"""
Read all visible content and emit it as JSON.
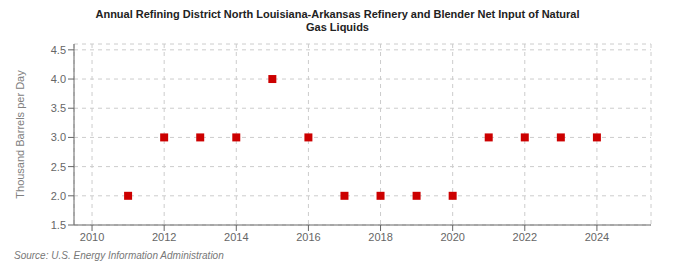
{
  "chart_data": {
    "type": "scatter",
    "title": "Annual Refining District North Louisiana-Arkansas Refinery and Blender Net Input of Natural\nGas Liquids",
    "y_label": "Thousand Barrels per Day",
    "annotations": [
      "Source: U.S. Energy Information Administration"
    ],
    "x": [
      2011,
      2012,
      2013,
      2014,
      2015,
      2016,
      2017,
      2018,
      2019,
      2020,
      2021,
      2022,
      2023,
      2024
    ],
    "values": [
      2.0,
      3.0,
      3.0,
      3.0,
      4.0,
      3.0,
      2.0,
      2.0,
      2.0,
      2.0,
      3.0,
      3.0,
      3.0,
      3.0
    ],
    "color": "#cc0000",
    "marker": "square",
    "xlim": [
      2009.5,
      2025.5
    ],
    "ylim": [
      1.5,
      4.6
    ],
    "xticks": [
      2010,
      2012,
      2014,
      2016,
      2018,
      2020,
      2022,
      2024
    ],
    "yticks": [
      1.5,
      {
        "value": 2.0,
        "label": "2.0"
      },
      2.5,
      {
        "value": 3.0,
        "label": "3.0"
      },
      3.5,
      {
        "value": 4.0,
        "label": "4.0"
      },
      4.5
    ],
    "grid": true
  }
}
"""
TASK TO CARRY OUT: Pictures are excluded; repeat every record exactly.

RESPONSE:
Read all visible content and emit it as JSON.
{
  "chart_data": {
    "type": "scatter",
    "title": "Annual Refining District North Louisiana-Arkansas Refinery and Blender Net Input of Natural\nGas Liquids",
    "y_label": "Thousand Barrels per Day",
    "annotations": [
      "Source: U.S. Energy Information Administration"
    ],
    "x": [
      2011,
      2012,
      2013,
      2014,
      2015,
      2016,
      2017,
      2018,
      2019,
      2020,
      2021,
      2022,
      2023,
      2024
    ],
    "values": [
      2.0,
      3.0,
      3.0,
      3.0,
      4.0,
      3.0,
      2.0,
      2.0,
      2.0,
      2.0,
      3.0,
      3.0,
      3.0,
      3.0
    ],
    "color": "#cc0000",
    "marker": "square",
    "xlim": [
      2009.5,
      2025.5
    ],
    "ylim": [
      1.5,
      4.6
    ],
    "xticks": [
      2010,
      2012,
      2014,
      2016,
      2018,
      2020,
      2022,
      2024
    ],
    "yticks": [
      1.5,
      {
        "value": 2.0,
        "label": "2.0"
      },
      2.5,
      {
        "value": 3.0,
        "label": "3.0"
      },
      3.5,
      {
        "value": 4.0,
        "label": "4.0"
      },
      4.5
    ],
    "grid": true
  }
}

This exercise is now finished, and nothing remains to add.